* _GOAL_: Please retype the records below exactly, leaving out any pictures.

(Collected data)
○ ○ ○
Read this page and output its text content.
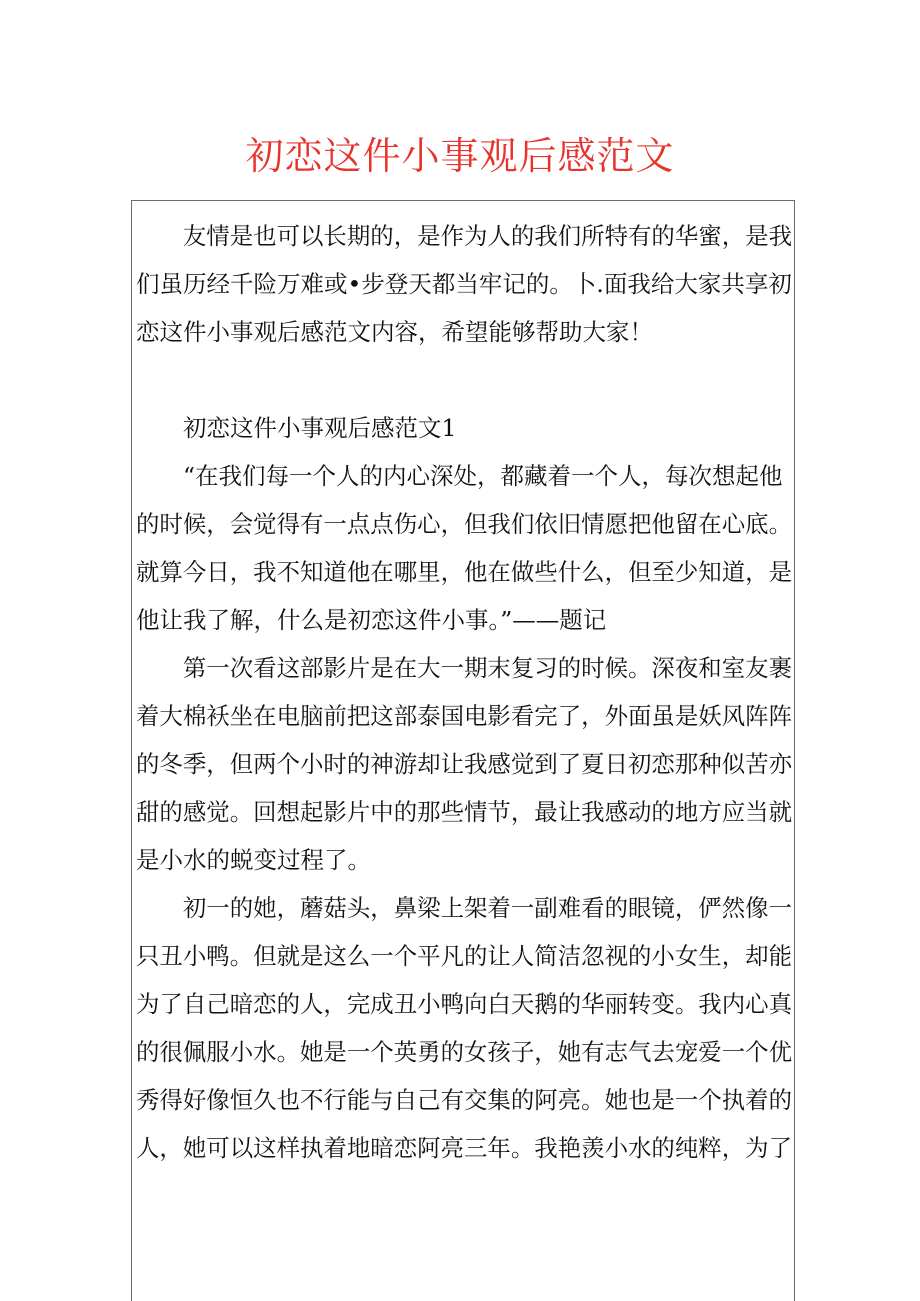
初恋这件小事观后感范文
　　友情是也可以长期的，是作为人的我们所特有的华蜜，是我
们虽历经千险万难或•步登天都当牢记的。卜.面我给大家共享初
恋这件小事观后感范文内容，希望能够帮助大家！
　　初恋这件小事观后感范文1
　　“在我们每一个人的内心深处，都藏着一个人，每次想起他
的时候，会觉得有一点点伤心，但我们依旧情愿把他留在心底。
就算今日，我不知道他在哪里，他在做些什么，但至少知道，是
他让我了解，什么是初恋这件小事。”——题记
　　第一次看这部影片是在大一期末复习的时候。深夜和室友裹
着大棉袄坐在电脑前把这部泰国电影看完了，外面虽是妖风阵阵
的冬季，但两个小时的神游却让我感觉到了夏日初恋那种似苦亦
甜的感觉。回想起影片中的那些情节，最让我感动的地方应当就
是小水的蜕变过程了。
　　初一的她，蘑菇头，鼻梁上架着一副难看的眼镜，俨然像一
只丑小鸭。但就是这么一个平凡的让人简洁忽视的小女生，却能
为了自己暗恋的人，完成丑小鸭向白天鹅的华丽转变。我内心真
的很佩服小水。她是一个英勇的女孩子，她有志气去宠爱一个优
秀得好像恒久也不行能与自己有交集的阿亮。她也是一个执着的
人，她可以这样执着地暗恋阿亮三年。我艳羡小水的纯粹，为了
○ ○ ○
* _RESULT OF THIS TASK_:
Read this page and output its text content.
初恋这件小事观后感范文
　　友情是也可以长期的，是作为人的我们所特有的华蜜，是我
们虽历经千险万难或•步登天都当牢记的。卜.面我给大家共享初
恋这件小事观后感范文内容，希望能够帮助大家！
　　初恋这件小事观后感范文1
　　“在我们每一个人的内心深处，都藏着一个人，每次想起他
的时候，会觉得有一点点伤心，但我们依旧情愿把他留在心底。
就算今日，我不知道他在哪里，他在做些什么，但至少知道，是
他让我了解，什么是初恋这件小事。”——题记
　　第一次看这部影片是在大一期末复习的时候。深夜和室友裹
着大棉袄坐在电脑前把这部泰国电影看完了，外面虽是妖风阵阵
的冬季，但两个小时的神游却让我感觉到了夏日初恋那种似苦亦
甜的感觉。回想起影片中的那些情节，最让我感动的地方应当就
是小水的蜕变过程了。
　　初一的她，蘑菇头，鼻梁上架着一副难看的眼镜，俨然像一
只丑小鸭。但就是这么一个平凡的让人简洁忽视的小女生，却能
为了自己暗恋的人，完成丑小鸭向白天鹅的华丽转变。我内心真
的很佩服小水。她是一个英勇的女孩子，她有志气去宠爱一个优
秀得好像恒久也不行能与自己有交集的阿亮。她也是一个执着的
人，她可以这样执着地暗恋阿亮三年。我艳羡小水的纯粹，为了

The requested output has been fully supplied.